* _Available data_:

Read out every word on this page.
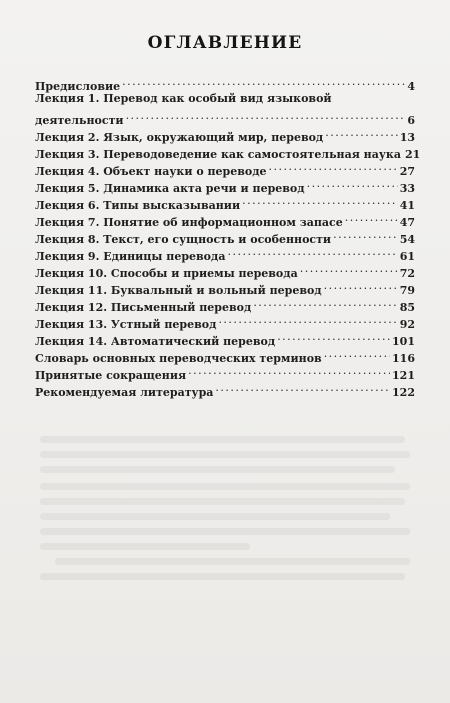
ОГЛАВЛЕНИЕ
Предисловие . . .	4
Лекция 1. Перевод как особый вид языковой
деятельности . . .	6
Лекция 2. Язык, окружающий мир, перевод . . .	13
Лекция 3. Переводоведение как самостоятельная наука 21
Лекция 4. Объект науки о переводе . . .	27
Лекция 5. Динамика акта речи и перевод . . .	33
Лекция 6. Типы высказывании . . .	41
Лекция 7. Понятие об информационном запасе . . .	47
Лекция 8. Текст, его сущность и особенности . . .	54
Лекция 9. Единицы перевода . . .	61
Лекция 10. Способы и приемы перевода . . .	72
Лекция 11. Буквальный и вольный перевод . . .	79
Лекция 12. Письменный перевод . . .	85
Лекция 13. Устный перевод . . .	92
Лекция 14. Автоматический перевод . . .	101
Словарь основных переводческих терминов . . .	116
Принятые сокращения . . .	121
Рекомендуемая литература . . .	122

* _Problem details_:
Retype every record above exactly as written, but leave out the pictures.

* _Exercise solution_:
Read out every word on this page.
ОГЛАВЛЕНИЕ
Предисловие . . .	4
Лекция 1. Перевод как особый вид языковой
деятельности . . .	6
Лекция 2. Язык, окружающий мир, перевод . . .	13
Лекция 3. Переводоведение как самостоятельная наука 21
Лекция 4. Объект науки о переводе . . .	27
Лекция 5. Динамика акта речи и перевод . . .	33
Лекция 6. Типы высказывании . . .	41
Лекция 7. Понятие об информационном запасе . . .	47
Лекция 8. Текст, его сущность и особенности . . .	54
Лекция 9. Единицы перевода . . .	61
Лекция 10. Способы и приемы перевода . . .	72
Лекция 11. Буквальный и вольный перевод . . .	79
Лекция 12. Письменный перевод . . .	85
Лекция 13. Устный перевод . . .	92
Лекция 14. Автоматический перевод . . .	101
Словарь основных переводческих терминов . . .	116
Принятые сокращения . . .	121
Рекомендуемая литература . . .	122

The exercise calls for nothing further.